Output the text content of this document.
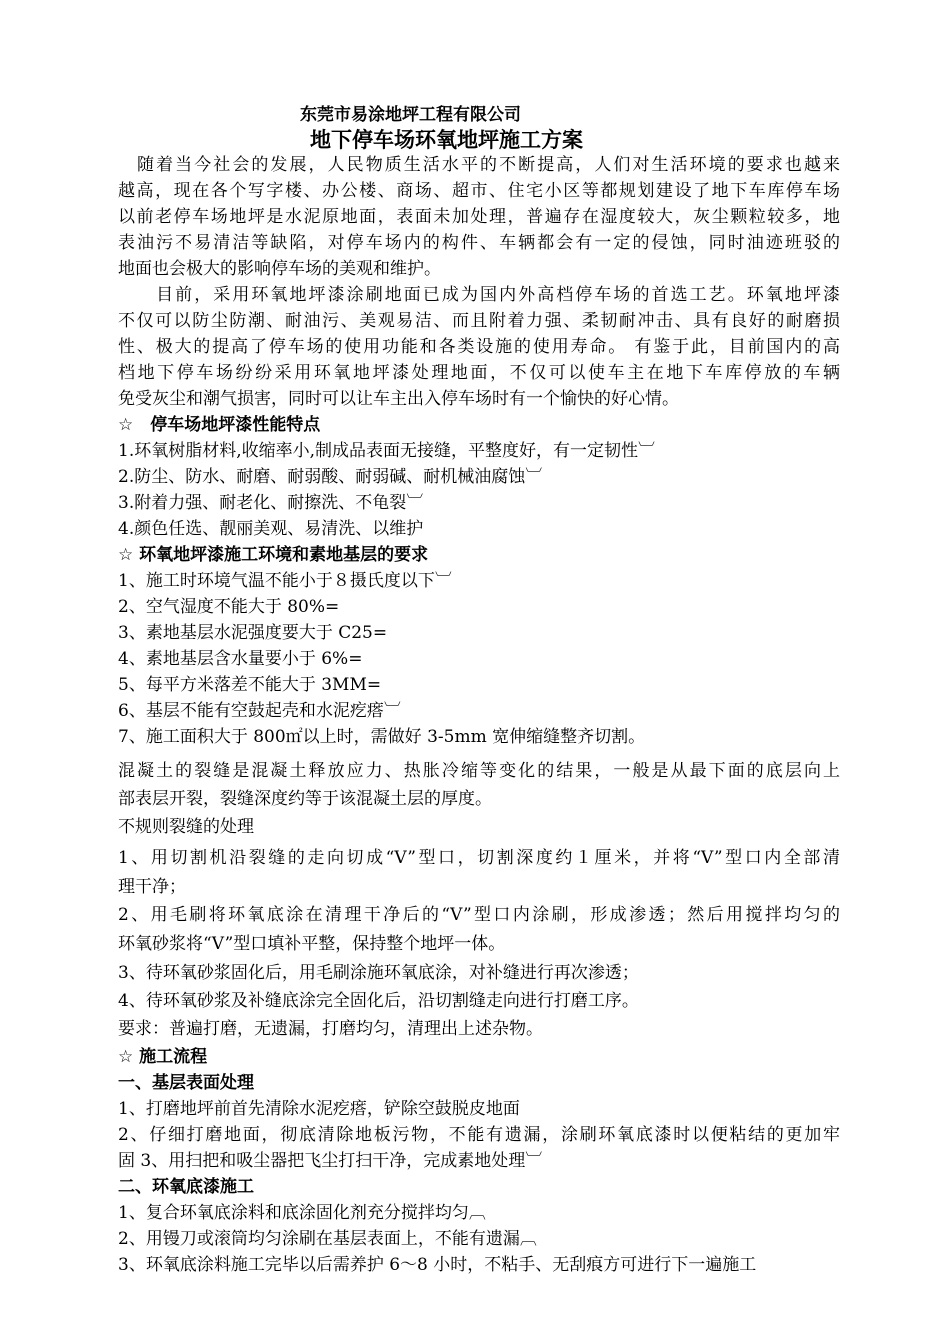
东莞市易涂地坪工程有限公司
地下停车场环氧地坪施工方案
　随着当今社会的发展，人民物质生活水平的不断提高，人们对生活环境的要求也越来
越高，现在各个写字楼、办公楼、商场、超市、住宅小区等都规划建设了地下车库停车场
以前老停车场地坪是水泥原地面，表面未加处理，普遍存在湿度较大，灰尘颗粒较多，地
表油污不易清洁等缺陷，对停车场内的构件、车辆都会有一定的侵蚀，同时油迹班驳的
地面也会极大的影响停车场的美观和维护。
　　目前，采用环氧地坪漆涂刷地面已成为国内外高档停车场的首选工艺。环氧地坪漆
不仅可以防尘防潮、耐油污、美观易洁、而且附着力强、柔韧耐冲击、具有良好的耐磨损
性、极大的提高了停车场的使用功能和各类设施的使用寿命。 有鉴于此，目前国内的高
档地下停车场纷纷采用环氧地坪漆处理地面，不仅可以使车主在地下车库停放的车辆
免受灰尘和潮气损害，同时可以让车主出入停车场时有一个愉快的好心情。
☆　停车场地坪漆性能特点
1.环氧树脂材料,收缩率小,制成品表面无接缝，平整度好，有一定韧性︺
2.防尘、防水、耐磨、耐弱酸、耐弱碱、耐机械油腐蚀︺
3.附着力强、耐老化、耐擦洗、不龟裂︺
4.颜色任选、靓丽美观、易清洗、以维护
☆ 环氧地坪漆施工环境和素地基层的要求
1、施工时环境气温不能小于８摄氏度以下︺
2、空气湿度不能大于 80%=
3、素地基层水泥强度要大于 C25=
4、素地基层含水量要小于 6%=
5、每平方米落差不能大于 3MM=
6、基层不能有空鼓起壳和水泥疙瘩︺
7、施工面积大于 800㎡以上时，需做好 3-5mm 宽伸缩缝整齐切割。
混凝土的裂缝是混凝土释放应力、热胀冷缩等变化的结果，一般是从最下面的底层向上
部表层开裂，裂缝深度约等于该混凝土层的厚度。
不规则裂缝的处理
1、用切割机沿裂缝的走向切成“V”型口，切割深度约１厘米，并将“V”型口内全部清
理干净；
2、用毛刷将环氧底涂在清理干净后的“V”型口内涂刷，形成渗透；然后用搅拌均匀的
环氧砂浆将“V”型口填补平整，保持整个地坪一体。
3、待环氧砂浆固化后，用毛刷涂施环氧底涂，对补缝进行再次渗透；
4、待环氧砂浆及补缝底涂完全固化后，沿切割缝走向进行打磨工序。
要求：普遍打磨，无遗漏，打磨均匀，清理出上述杂物。
☆ 施工流程
一、基层表面处理
1、打磨地坪前首先清除水泥疙瘩，铲除空鼓脱皮地面
2、仔细打磨地面，彻底清除地板污物，不能有遗漏，涂刷环氧底漆时以便粘结的更加牢
固 3、用扫把和吸尘器把飞尘打扫干净，完成素地处理︺
二、环氧底漆施工
1、复合环氧底涂料和底涂固化剂充分搅拌均匀︹
2、用镘刀或滚筒均匀涂刷在基层表面上，不能有遗漏︹
3、环氧底涂料施工完毕以后需养护 6～8 小时，不粘手、无刮痕方可进行下一遍施工
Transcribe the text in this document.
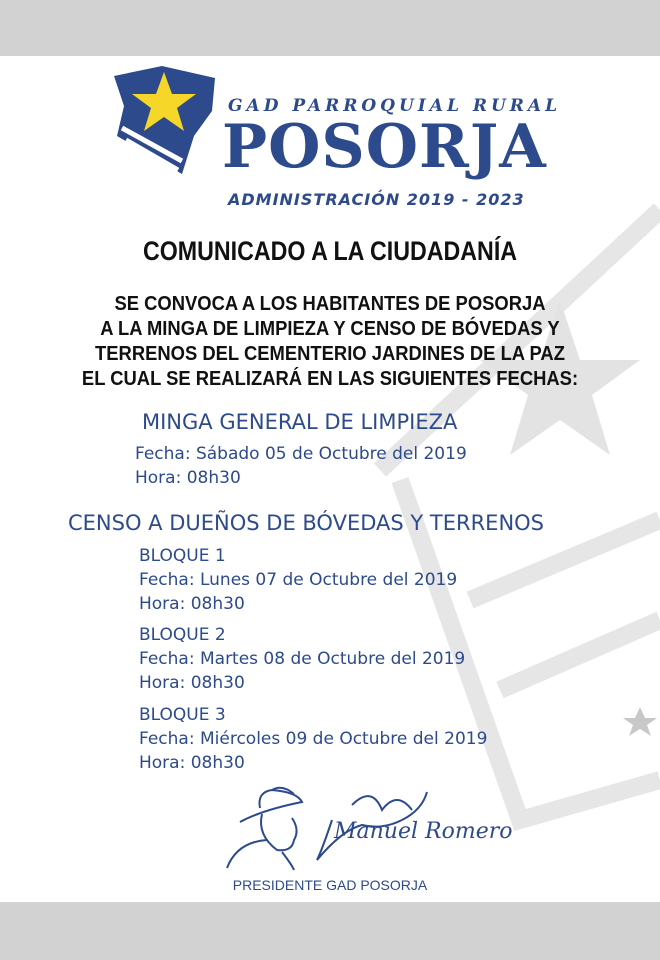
GAD PARROQUIAL RURAL
POSORJA
ADMINISTRACIÓN 2019 - 2023
COMUNICADO A LA CIUDADANÍA
SE CONVOCA A LOS HABITANTES DE POSORJA
A LA MINGA DE LIMPIEZA Y CENSO DE BÓVEDAS Y
TERRENOS DEL CEMENTERIO JARDINES DE LA PAZ
EL CUAL SE REALIZARÁ EN LAS SIGUIENTES FECHAS:
MINGA GENERAL DE LIMPIEZA
Fecha: Sábado 05 de Octubre del 2019
Hora: 08h30
CENSO A DUEÑOS DE BÓVEDAS Y TERRENOS
BLOQUE 1
Fecha: Lunes 07 de Octubre del 2019
Hora: 08h30
BLOQUE 2
Fecha: Martes 08 de Octubre del 2019
Hora: 08h30
BLOQUE 3
Fecha: Miércoles 09 de Octubre del 2019
Hora: 08h30
Manuel Romero
PRESIDENTE GAD POSORJA
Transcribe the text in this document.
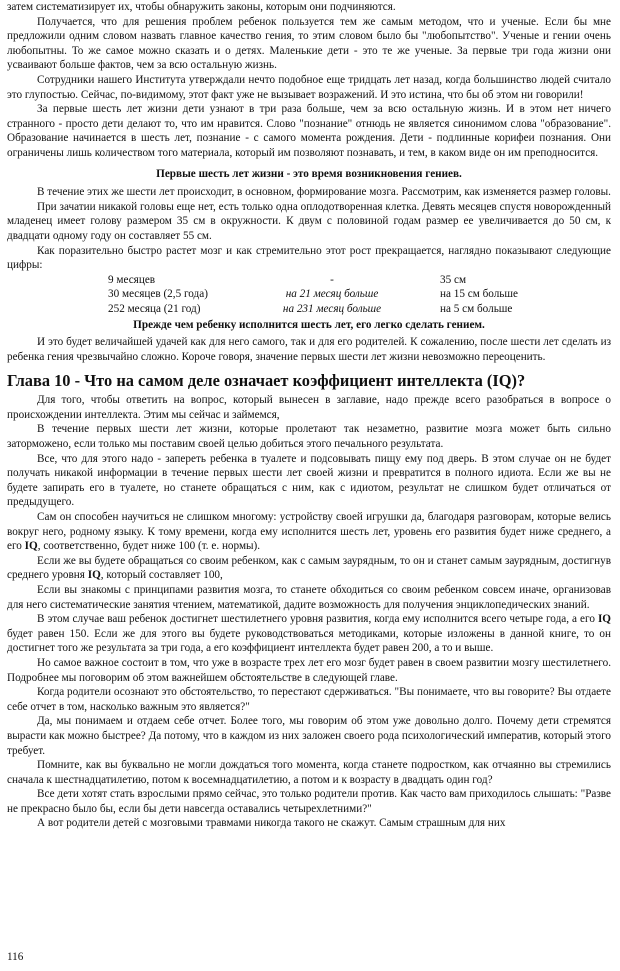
затем систематизирует их, чтобы обнаружить законы, которым они подчиняются.

Получается, что для решения проблем ребенок пользуется тем же самым методом, что и ученые. Если бы мне предложили одним словом назвать главное качество гения, то этим словом было бы "любопытство". Ученые и гении очень любопытны. То же самое можно сказать и о детях. Маленькие дети - это те же ученые. За первые три года жизни они усваивают больше фактов, чем за всю остальную жизнь.

Сотрудники нашего Института утверждали нечто подобное еще тридцать лет назад, когда большинство людей считало это глупостью. Сейчас, по-видимому, этот факт уже не вызывает возражений. И это истина, что бы об этом ни говорили!

За первые шесть лет жизни дети узнают в три раза больше, чем за всю остальную жизнь. И в этом нет ничего странного - просто дети делают то, что им нравится. Слово "познание" отнюдь не является синонимом слова "образование". Образование начинается в шесть лет, познание - с самого момента рождения. Дети - подлинные корифеи познания. Они ограничены лишь количеством того материала, который им позволяют познавать, и тем, в каком виде он им преподносится.

Первые шесть лет жизни - это время возникновения гениев.

В течение этих же шести лет происходит, в основном, формирование мозга. Рассмотрим, как изменяется размер головы.

При зачатии никакой головы еще нет, есть только одна оплодотворенная клетка. Девять месяцев спустя новорожденный младенец имеет голову размером 35 см в окружности. К двум с половиной годам размер ее увеличивается до 50 см, к двадцати одному году он составляет 55 см.

Как поразительно быстро растет мозг и как стремительно этот рост прекращается, наглядно показывают следующие цифры:

9 месяцев	-	35 см
30 месяцев (2,5 года)	на 21 месяц больше	на 15 см больше
252 месяца (21 год)	на 231 месяц больше	на 5 см больше

Прежде чем ребенку исполнится шесть лет, его легко сделать гением.

И это будет величайшей удачей как для него самого, так и для его родителей. К сожалению, после шести лет сделать из ребенка гения чрезвычайно сложно. Короче говоря, значение первых шести лет жизни невозможно переоценить.

Глава 10 - Что на самом деле означает коэффициент интеллекта (IQ)?

Для того, чтобы ответить на вопрос, который вынесен в заглавие, надо прежде всего разобраться в вопросе о происхождении интеллекта. Этим мы сейчас и займемся,

В течение первых шести лет жизни, которые пролетают так незаметно, развитие мозга может быть сильно заторможено, если только мы поставим своей целью добиться этого печального результата.

Все, что для этого надо - запереть ребенка в туалете и подсовывать пищу ему под дверь. В этом случае он не будет получать никакой информации в течение первых шести лет своей жизни и превратится в полного идиота. Если же вы не будете запирать его в туалете, но станете обращаться с ним, как с идиотом, результат не слишком будет отличаться от предыдущего.

Сам он способен научиться не слишком многому: устройству своей игрушки да, благодаря разговорам, которые велись вокруг него, родному языку. К тому времени, когда ему исполнится шесть лет, уровень его развития будет ниже среднего, а его IQ, соответственно, будет ниже 100 (т. е. нормы).

Если же вы будете обращаться со своим ребенком, как с самым заурядным, то он и станет самым заурядным, достигнув среднего уровня IQ, который составляет 100,

Если вы знакомы с принципами развития мозга, то станете обходиться со своим ребенком совсем иначе, организовав для него систематические занятия чтением, математикой, дадите возможность для получения энциклопедических знаний.

В этом случае ваш ребенок достигнет шестилетнего уровня развития, когда ему исполнится всего четыре года, а его IQ будет равен 150. Если же для этого вы будете руководствоваться методиками, которые изложены в данной книге, то он достигнет того же результата за три года, а его коэффициент интеллекта будет равен 200, а то и выше.

Но самое важное состоит в том, что уже в возрасте трех лет его мозг будет равен в своем развитии мозгу шестилетнего. Подробнее мы поговорим об этом важнейшем обстоятельстве в следующей главе.

Когда родители осознают это обстоятельство, то перестают сдерживаться. "Вы понимаете, что вы говорите? Вы отдаете себе отчет в том, насколько важным это является?"

Да, мы понимаем и отдаем себе отчет. Более того, мы говорим об этом уже довольно долго. Почему дети стремятся вырасти как можно быстрее? Да потому, что в каждом из них заложен своего рода психологический императив, который этого требует.

Помните, как вы буквально не могли дождаться того момента, когда станете подростком, как отчаянно вы стремились сначала к шестнадцатилетию, потом к восемнадцатилетию, а потом и к возрасту в двадцать один год?

Все дети хотят стать взрослыми прямо сейчас, это только родители против. Как часто вам приходилось слышать: "Разве не прекрасно было бы, если бы дети навсегда оставались четырехлетними?"

А вот родители детей с мозговыми травмами никогда такого не скажут. Самым страшным для них

116
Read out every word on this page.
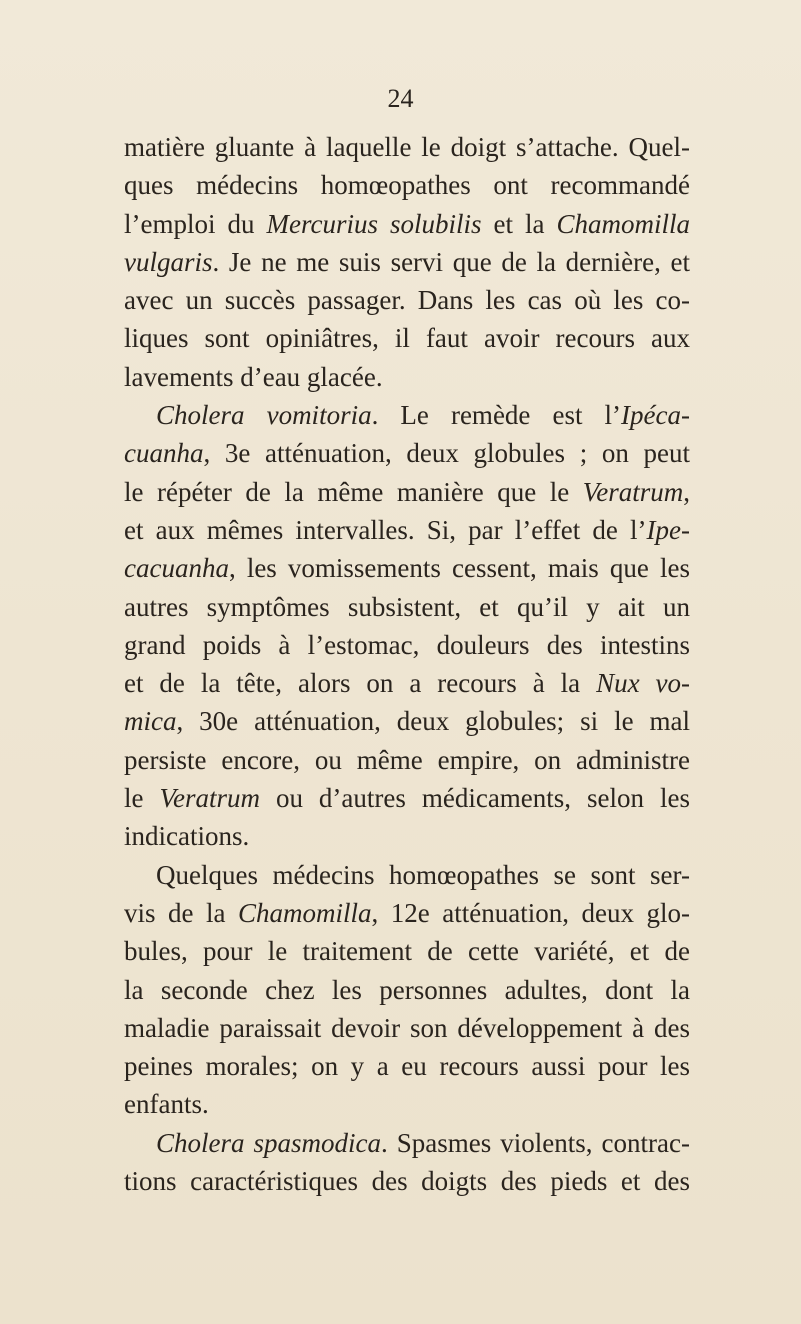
24
matière gluante à laquelle le doigt s’attache. Quel-
ques médecins homœopathes ont recommandé
l’emploi du Mercurius solubilis et la Chamomilla
vulgaris. Je ne me suis servi que de la dernière, et
avec un succès passager. Dans les cas où les co-
liques sont opiniâtres, il faut avoir recours aux
lavements d’eau glacée.
Cholera vomitoria. Le remède est l’Ipéca-
cuanha, 3e atténuation, deux globules ; on peut
le répéter de la même manière que le Veratrum,
et aux mêmes intervalles. Si, par l’effet de l’Ipe-
cacuanha, les vomissements cessent, mais que les
autres symptômes subsistent, et qu’il y ait un
grand poids à l’estomac, douleurs des intestins
et de la tête, alors on a recours à la Nux vo-
mica, 30e atténuation, deux globules; si le mal
persiste encore, ou même empire, on administre
le Veratrum ou d’autres médicaments, selon les
indications.
Quelques médecins homœopathes se sont ser-
vis de la Chamomilla, 12e atténuation, deux glo-
bules, pour le traitement de cette variété, et de
la seconde chez les personnes adultes, dont la
maladie paraissait devoir son développement à des
peines morales; on y a eu recours aussi pour les
enfants.
Cholera spasmodica. Spasmes violents, contrac-
tions caractéristiques des doigts des pieds et des
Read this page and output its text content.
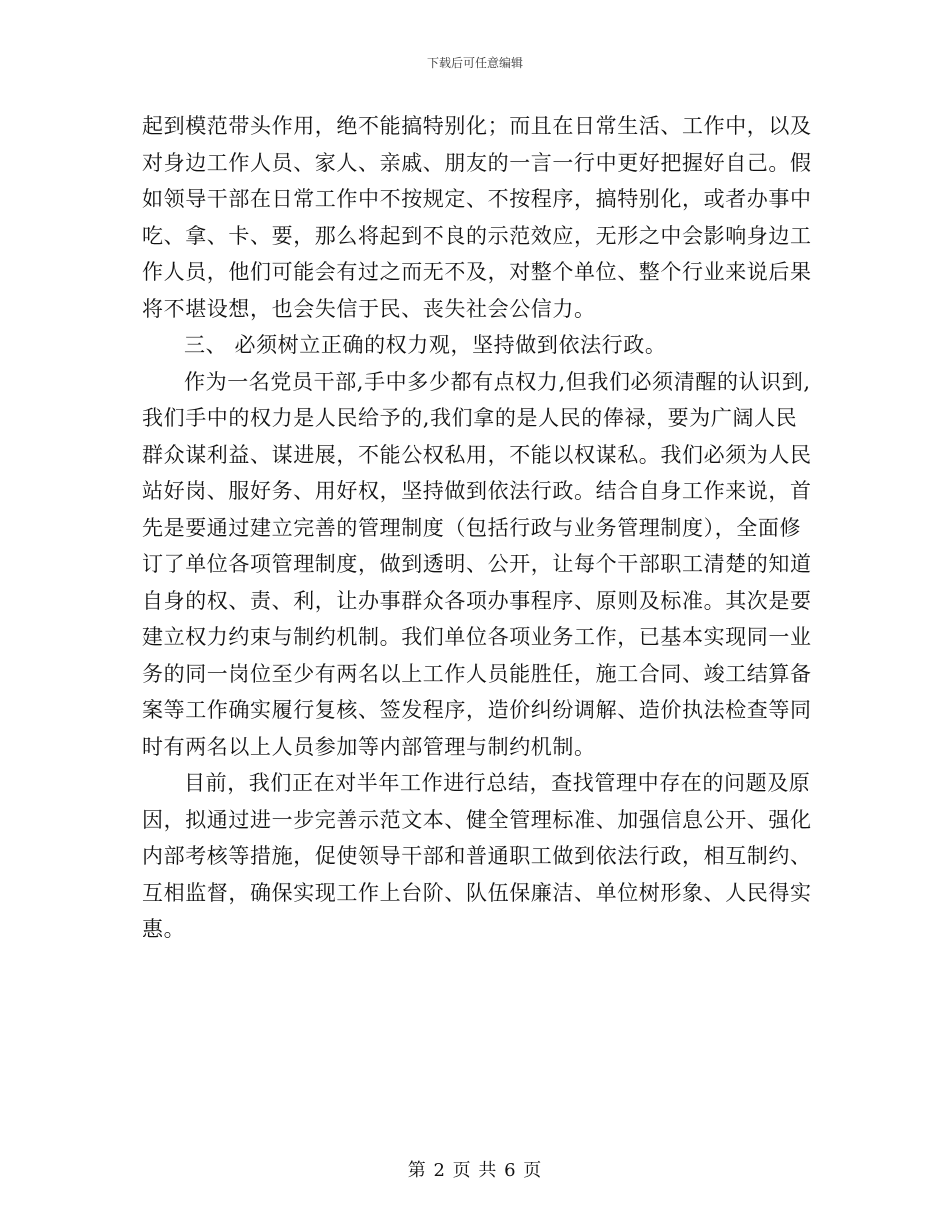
下载后可任意编辑

起到模范带头作用，绝不能搞特别化；而且在日常生活、工作中，以及对身边工作人员、家人、亲戚、朋友的一言一行中更好把握好自己。假如领导干部在日常工作中不按规定、不按程序，搞特别化，或者办事中吃、拿、卡、要，那么将起到不良的示范效应，无形之中会影响身边工作人员，他们可能会有过之而无不及，对整个单位、整个行业来说后果将不堪设想，也会失信于民、丧失社会公信力。

三、 必须树立正确的权力观，坚持做到依法行政。

作为一名党员干部,手中多少都有点权力,但我们必须清醒的认识到,我们手中的权力是人民给予的,我们拿的是人民的俸禄，要为广阔人民群众谋利益、谋进展，不能公权私用，不能以权谋私。我们必须为人民站好岗、服好务、用好权，坚持做到依法行政。结合自身工作来说，首先是要通过建立完善的管理制度（包括行政与业务管理制度），全面修订了单位各项管理制度，做到透明、公开，让每个干部职工清楚的知道自身的权、责、利，让办事群众各项办事程序、原则及标准。其次是要建立权力约束与制约机制。我们单位各项业务工作，已基本实现同一业务的同一岗位至少有两名以上工作人员能胜任，施工合同、竣工结算备案等工作确实履行复核、签发程序，造价纠纷调解、造价执法检查等同时有两名以上人员参加等内部管理与制约机制。

目前，我们正在对半年工作进行总结，查找管理中存在的问题及原因，拟通过进一步完善示范文本、健全管理标准、加强信息公开、强化内部考核等措施，促使领导干部和普通职工做到依法行政，相互制约、互相监督，确保实现工作上台阶、队伍保廉洁、单位树形象、人民得实惠。

第 2 页 共 6 页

··········

[The task]
Pull out each line of the listing that holds the string "этот".

[Response to this task]
Сотрудники нашего Института утверждали нечто подобное еще тридцать лет назад, когда большинство людей считало это глупостью. Сейчас, по-видимому, этот факт уже не вызывает возражений. И это истина, что бы об этом ни говорили!
Как поразительно быстро растет мозг и как стремительно этот рост прекращается, наглядно показывают следующие цифры:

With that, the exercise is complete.